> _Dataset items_
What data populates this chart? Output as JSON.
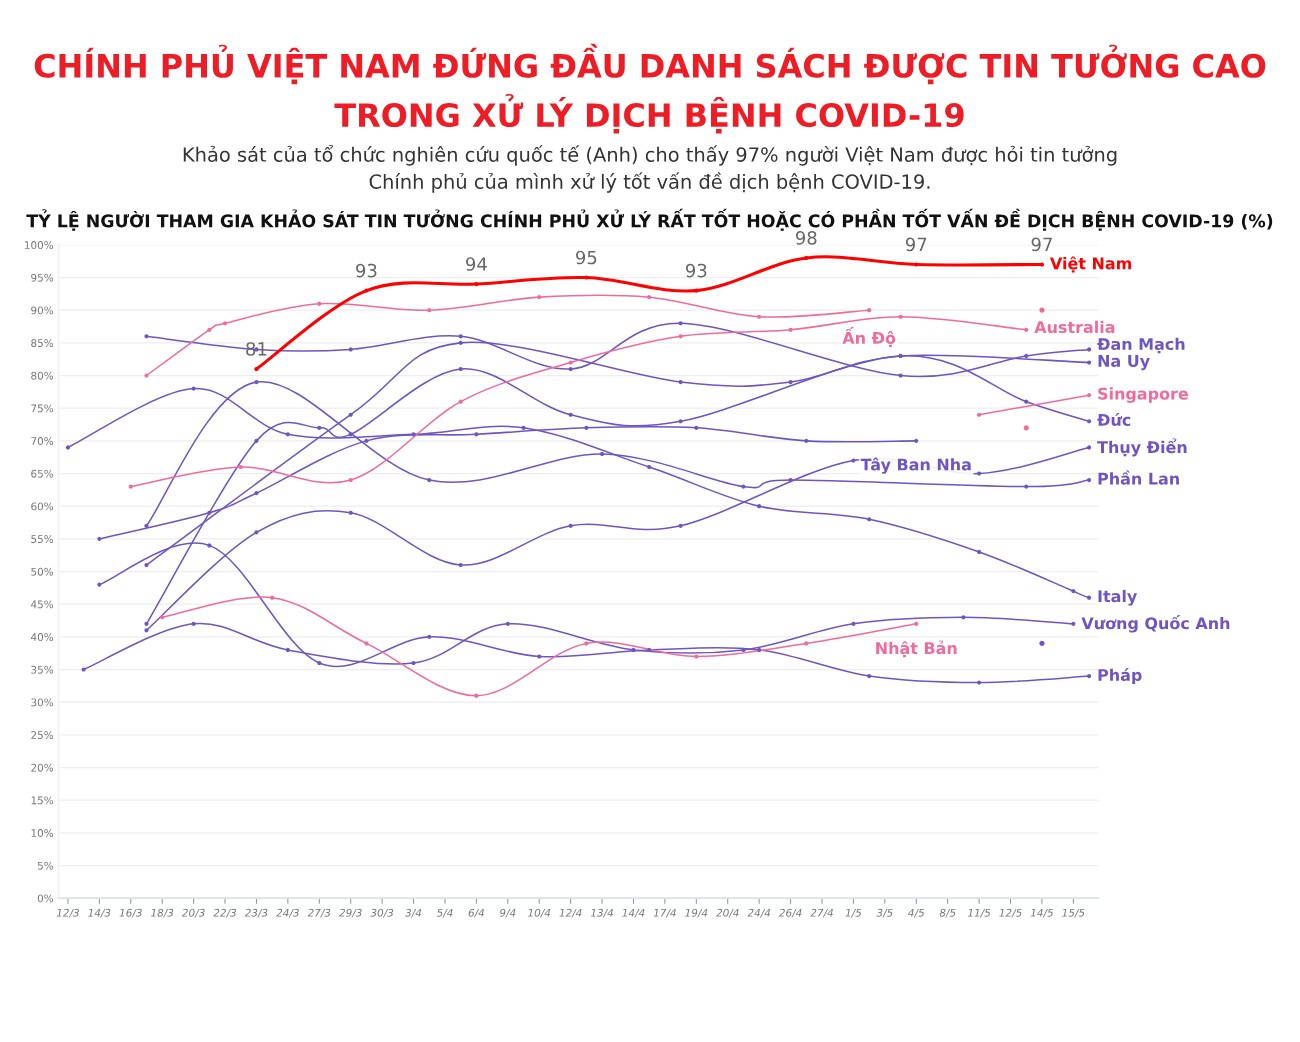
{
  "chart_data": {
    "type": "line",
    "title": "CHÍNH PHỦ VIỆT NAM ĐỨNG ĐẦU DANH SÁCH ĐƯỢC TIN TƯỞNG CAO\nTRONG XỬ LÝ DỊCH BỆNH COVID-19",
    "subtitle": "Khảo sát của tổ chức nghiên cứu quốc tế (Anh) cho thấy 97% người Việt Nam được hỏi tin tưởng\nChính phủ của mình xử lý tốt vấn đề dịch bệnh COVID-19.",
    "annotations": [
      "TỶ LỆ NGƯỜI THAM GIA KHẢO SÁT TIN TƯỞNG CHÍNH PHỦ XỬ LÝ RẤT TỐT HOẶC CÓ PHẦN TỐT VẤN ĐỀ DỊCH BỆNH COVID-19 (%)"
    ],
    "categories": [
      "12/3",
      null,
      "14/3",
      null,
      "16/3",
      null,
      "18/3",
      null,
      "20/3",
      null,
      "22/3",
      null,
      "23/3",
      null,
      "24/3",
      null,
      "27/3",
      null,
      "29/3",
      null,
      "30/3",
      null,
      "3/4",
      null,
      "5/4",
      null,
      "6/4",
      null,
      "9/4",
      null,
      "10/4",
      null,
      "12/4",
      null,
      "13/4",
      null,
      "14/4",
      null,
      "17/4",
      null,
      "19/4",
      null,
      "20/4",
      null,
      "24/4",
      null,
      "26/4",
      null,
      "27/4",
      null,
      "1/5",
      null,
      "3/5",
      null,
      "4/5",
      null,
      "8/5",
      null,
      "11/5",
      null,
      "12/5",
      null,
      "14/5",
      null,
      "15/5",
      null
    ],
    "ylim": [
      0,
      100
    ],
    "yticks": [
      {
        "value": 0,
        "label": "0%"
      },
      {
        "value": 5,
        "label": "5%"
      },
      {
        "value": 10,
        "label": "10%"
      },
      {
        "value": 15,
        "label": "15%"
      },
      {
        "value": 20,
        "label": "20%"
      },
      {
        "value": 25,
        "label": "25%"
      },
      {
        "value": 30,
        "label": "30%"
      },
      {
        "value": 35,
        "label": "35%"
      },
      {
        "value": 40,
        "label": "40%"
      },
      {
        "value": 45,
        "label": "45%"
      },
      {
        "value": 50,
        "label": "50%"
      },
      {
        "value": 55,
        "label": "55%"
      },
      {
        "value": 60,
        "label": "60%"
      },
      {
        "value": 65,
        "label": "65%"
      },
      {
        "value": 70,
        "label": "70%"
      },
      {
        "value": 75,
        "label": "75%"
      },
      {
        "value": 80,
        "label": "80%"
      },
      {
        "value": 85,
        "label": "85%"
      },
      {
        "value": 90,
        "label": "90%"
      },
      {
        "value": 95,
        "label": "95%"
      },
      {
        "value": 100,
        "label": "100%"
      }
    ],
    "grid": "y",
    "marker": "circle",
    "series": [
      {
        "name": "Đan Mạch",
        "color": "#6f55c4",
        "values": [
          null,
          null,
          null,
          null,
          null,
          86,
          null,
          null,
          null,
          null,
          null,
          null,
          84,
          null,
          null,
          null,
          null,
          null,
          84,
          null,
          null,
          null,
          null,
          null,
          null,
          86,
          null,
          null,
          null,
          null,
          null,
          null,
          81,
          null,
          null,
          null,
          null,
          null,
          null,
          88,
          null,
          null,
          null,
          null,
          null,
          null,
          null,
          null,
          null,
          null,
          null,
          null,
          null,
          80,
          null,
          null,
          null,
          null,
          null,
          null,
          null,
          83,
          null,
          null,
          null,
          84
        ]
      },
      {
        "name": "Phần Lan",
        "color": "#6f55c4",
        "values": [
          null,
          null,
          null,
          null,
          null,
          57,
          null,
          null,
          null,
          null,
          null,
          null,
          79,
          null,
          null,
          null,
          null,
          null,
          null,
          null,
          null,
          null,
          null,
          64,
          null,
          null,
          null,
          null,
          null,
          null,
          null,
          null,
          null,
          null,
          68,
          null,
          null,
          null,
          null,
          null,
          null,
          null,
          null,
          63,
          null,
          null,
          64,
          null,
          null,
          null,
          null,
          null,
          null,
          null,
          null,
          null,
          null,
          null,
          null,
          null,
          null,
          63,
          null,
          null,
          null,
          64
        ]
      },
      {
        "name": "Tây Ban Nha",
        "color": "#6f55c4",
        "values": [
          null,
          null,
          55,
          null,
          null,
          null,
          null,
          null,
          null,
          59,
          null,
          null,
          62,
          null,
          null,
          null,
          null,
          null,
          null,
          70,
          null,
          null,
          null,
          null,
          null,
          null,
          71,
          null,
          null,
          null,
          null,
          null,
          null,
          72,
          null,
          null,
          null,
          null,
          null,
          null,
          72,
          null,
          null,
          null,
          null,
          null,
          null,
          70,
          null,
          null,
          null,
          null,
          null,
          null,
          70,
          null,
          null,
          null,
          null,
          null,
          null,
          null,
          null,
          null,
          null,
          null
        ]
      },
      {
        "name": "Đức",
        "color": "#6f55c4",
        "values": [
          null,
          null,
          null,
          null,
          null,
          42,
          null,
          null,
          null,
          null,
          null,
          null,
          70,
          null,
          null,
          null,
          72,
          null,
          71,
          null,
          null,
          null,
          null,
          null,
          null,
          81,
          null,
          null,
          null,
          null,
          null,
          null,
          74,
          null,
          null,
          null,
          null,
          null,
          null,
          73,
          null,
          null,
          null,
          null,
          null,
          null,
          null,
          null,
          null,
          null,
          null,
          null,
          null,
          83,
          null,
          null,
          null,
          null,
          null,
          null,
          null,
          76,
          null,
          null,
          null,
          73
        ]
      },
      {
        "name": "Na Uy",
        "color": "#6f55c4",
        "values": [
          null,
          null,
          null,
          null,
          null,
          51,
          null,
          null,
          null,
          null,
          null,
          null,
          null,
          null,
          null,
          null,
          null,
          null,
          74,
          null,
          null,
          null,
          null,
          null,
          null,
          85,
          null,
          null,
          null,
          null,
          null,
          null,
          null,
          null,
          null,
          null,
          null,
          null,
          null,
          79,
          null,
          null,
          null,
          null,
          null,
          null,
          79,
          null,
          null,
          null,
          null,
          null,
          null,
          83,
          null,
          null,
          null,
          null,
          null,
          null,
          null,
          null,
          null,
          null,
          null,
          82
        ]
      },
      {
        "name": "Italy",
        "color": "#6f55c4",
        "values": [
          69,
          null,
          null,
          null,
          null,
          null,
          null,
          null,
          78,
          null,
          null,
          null,
          null,
          null,
          71,
          null,
          null,
          null,
          null,
          null,
          null,
          null,
          71,
          null,
          null,
          null,
          null,
          null,
          null,
          72,
          null,
          null,
          null,
          null,
          null,
          null,
          null,
          66,
          null,
          null,
          null,
          null,
          null,
          null,
          60,
          null,
          null,
          null,
          null,
          null,
          null,
          58,
          null,
          null,
          null,
          null,
          null,
          null,
          53,
          null,
          null,
          null,
          null,
          null,
          47,
          46
        ]
      },
      {
        "name": "Pháp",
        "color": "#6f55c4",
        "values": [
          null,
          null,
          48,
          null,
          null,
          null,
          null,
          null,
          null,
          54,
          null,
          null,
          null,
          null,
          null,
          null,
          36,
          null,
          null,
          null,
          null,
          null,
          null,
          40,
          null,
          null,
          null,
          null,
          null,
          null,
          37,
          null,
          null,
          null,
          null,
          null,
          null,
          38,
          null,
          null,
          null,
          null,
          null,
          null,
          38,
          null,
          null,
          null,
          null,
          null,
          null,
          34,
          null,
          null,
          null,
          null,
          null,
          null,
          33,
          null,
          null,
          null,
          null,
          null,
          null,
          34
        ]
      },
      {
        "name": "Thụy Điển",
        "color": "#6f55c4",
        "values": [
          null,
          null,
          null,
          null,
          null,
          41,
          null,
          null,
          null,
          null,
          null,
          null,
          56,
          null,
          null,
          null,
          null,
          null,
          59,
          null,
          null,
          null,
          null,
          null,
          null,
          51,
          null,
          null,
          null,
          null,
          null,
          null,
          57,
          null,
          null,
          null,
          null,
          null,
          null,
          57,
          null,
          null,
          null,
          null,
          null,
          null,
          null,
          null,
          null,
          null,
          67,
          null,
          null,
          null,
          null,
          null,
          null,
          null,
          65,
          null,
          null,
          null,
          null,
          null,
          null,
          69
        ]
      },
      {
        "name": "Vương Quốc Anh",
        "color": "#6f55c4",
        "values": [
          null,
          35,
          null,
          null,
          null,
          null,
          null,
          null,
          42,
          null,
          null,
          null,
          null,
          null,
          38,
          null,
          null,
          null,
          null,
          null,
          null,
          null,
          36,
          null,
          null,
          null,
          null,
          null,
          42,
          null,
          null,
          null,
          null,
          null,
          null,
          null,
          38,
          null,
          null,
          null,
          null,
          null,
          null,
          38,
          null,
          null,
          null,
          null,
          null,
          null,
          42,
          null,
          null,
          null,
          null,
          null,
          null,
          43,
          null,
          null,
          null,
          null,
          null,
          null,
          42,
          null
        ]
      },
      {
        "name": "Ấn Độ",
        "color": "#f06a9c",
        "values": [
          null,
          null,
          null,
          null,
          null,
          80,
          null,
          null,
          null,
          87,
          88,
          null,
          null,
          null,
          null,
          null,
          91,
          null,
          null,
          null,
          null,
          null,
          null,
          90,
          null,
          null,
          null,
          null,
          null,
          null,
          92,
          null,
          null,
          null,
          null,
          null,
          null,
          92,
          null,
          null,
          null,
          null,
          null,
          null,
          89,
          null,
          null,
          null,
          null,
          null,
          null,
          90,
          null,
          null,
          null,
          null,
          null,
          null,
          null,
          null,
          null,
          null,
          null,
          null,
          null,
          null
        ]
      },
      {
        "name": "Australia",
        "color": "#f06a9c",
        "values": [
          null,
          null,
          null,
          null,
          63,
          null,
          null,
          null,
          null,
          null,
          null,
          66,
          null,
          null,
          null,
          null,
          null,
          null,
          64,
          null,
          null,
          null,
          null,
          null,
          null,
          76,
          null,
          null,
          null,
          null,
          null,
          null,
          82,
          null,
          null,
          null,
          null,
          null,
          null,
          86,
          null,
          null,
          null,
          null,
          null,
          null,
          87,
          null,
          null,
          null,
          null,
          null,
          null,
          89,
          null,
          null,
          null,
          null,
          null,
          null,
          null,
          87,
          null,
          null,
          null,
          null
        ]
      },
      {
        "name": "Nhật Bản",
        "color": "#f06a9c",
        "values": [
          null,
          null,
          null,
          null,
          null,
          null,
          43,
          null,
          null,
          null,
          null,
          null,
          null,
          46,
          null,
          null,
          null,
          null,
          null,
          39,
          null,
          null,
          null,
          null,
          null,
          null,
          31,
          null,
          null,
          null,
          null,
          null,
          null,
          39,
          null,
          null,
          null,
          null,
          null,
          null,
          37,
          null,
          null,
          null,
          null,
          null,
          null,
          39,
          null,
          null,
          null,
          null,
          null,
          null,
          42,
          null,
          null,
          null,
          null,
          null,
          null,
          null,
          null,
          null,
          null,
          null
        ]
      },
      {
        "name": "Singapore",
        "color": "#f06a9c",
        "values": [
          null,
          null,
          null,
          null,
          null,
          null,
          null,
          null,
          null,
          null,
          null,
          null,
          null,
          null,
          null,
          null,
          null,
          null,
          null,
          null,
          null,
          null,
          null,
          null,
          null,
          null,
          null,
          null,
          null,
          null,
          null,
          null,
          null,
          null,
          null,
          null,
          null,
          null,
          null,
          null,
          null,
          null,
          null,
          null,
          null,
          null,
          null,
          null,
          null,
          null,
          null,
          null,
          null,
          null,
          null,
          null,
          null,
          null,
          74,
          null,
          null,
          null,
          null,
          null,
          null,
          77
        ]
      },
      {
        "type": "scatter",
        "color": "#f06a9c",
        "values": [
          null,
          null,
          null,
          null,
          null,
          null,
          null,
          null,
          null,
          null,
          null,
          null,
          null,
          null,
          null,
          null,
          null,
          null,
          null,
          null,
          null,
          null,
          null,
          null,
          null,
          null,
          null,
          null,
          null,
          null,
          null,
          null,
          null,
          null,
          null,
          null,
          null,
          null,
          null,
          null,
          null,
          null,
          null,
          null,
          null,
          null,
          null,
          null,
          null,
          null,
          null,
          null,
          null,
          null,
          null,
          null,
          null,
          null,
          null,
          null,
          null,
          72,
          90,
          null,
          null,
          null
        ]
      },
      {
        "type": "scatter",
        "color": "#6f55c4",
        "values": [
          null,
          null,
          null,
          null,
          null,
          null,
          null,
          null,
          null,
          null,
          null,
          null,
          null,
          null,
          null,
          null,
          null,
          null,
          null,
          null,
          null,
          null,
          null,
          null,
          null,
          null,
          null,
          null,
          null,
          null,
          null,
          null,
          null,
          null,
          null,
          null,
          null,
          null,
          null,
          null,
          null,
          null,
          null,
          null,
          null,
          null,
          null,
          null,
          null,
          null,
          null,
          null,
          null,
          null,
          null,
          null,
          null,
          null,
          null,
          null,
          null,
          null,
          39,
          null,
          null,
          null
        ]
      },
      {
        "name": "Việt Nam",
        "color": "#ff0000",
        "values": [
          null,
          null,
          null,
          null,
          null,
          null,
          null,
          null,
          null,
          null,
          null,
          null,
          81,
          null,
          null,
          null,
          null,
          null,
          null,
          93,
          null,
          null,
          null,
          null,
          null,
          null,
          94,
          null,
          null,
          null,
          null,
          null,
          null,
          95,
          null,
          null,
          null,
          null,
          null,
          null,
          93,
          null,
          null,
          null,
          null,
          null,
          null,
          98,
          null,
          null,
          null,
          null,
          null,
          null,
          97,
          null,
          null,
          null,
          null,
          null,
          null,
          null,
          97,
          null,
          null,
          null
        ],
        "value_labels": [
          null,
          null,
          null,
          null,
          null,
          null,
          null,
          null,
          null,
          null,
          null,
          null,
          "81",
          null,
          null,
          null,
          null,
          null,
          null,
          "93",
          null,
          null,
          null,
          null,
          null,
          null,
          "94",
          null,
          null,
          null,
          null,
          null,
          null,
          "95",
          null,
          null,
          null,
          null,
          null,
          null,
          "93",
          null,
          null,
          null,
          null,
          null,
          null,
          "98",
          null,
          null,
          null,
          null,
          null,
          null,
          "97",
          null,
          null,
          null,
          null,
          null,
          null,
          null,
          "97",
          null,
          null,
          null
        ]
      }
    ]
  }
}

> _YOUR TASK_
Return every line above in which the string "COVID" occurs.

> _IN RESPONSE_
    "title": "CHÍNH PHỦ VIỆT NAM ĐỨNG ĐẦU DANH SÁCH ĐƯỢC TIN TƯỞNG CAO\nTRONG XỬ LÝ DỊCH BỆNH COVID-19",
    "subtitle": "Khảo sát của tổ chức nghiên cứu quốc tế (Anh) cho thấy 97% người Việt Nam được hỏi tin tưởng\nChính phủ của mình xử lý tốt vấn đề dịch bệnh COVID-19.",
      "TỶ LỆ NGƯỜI THAM GIA KHẢO SÁT TIN TƯỞNG CHÍNH PHỦ XỬ LÝ RẤT TỐT HOẶC CÓ PHẦN TỐT VẤN ĐỀ DỊCH BỆNH COVID-19 (%)"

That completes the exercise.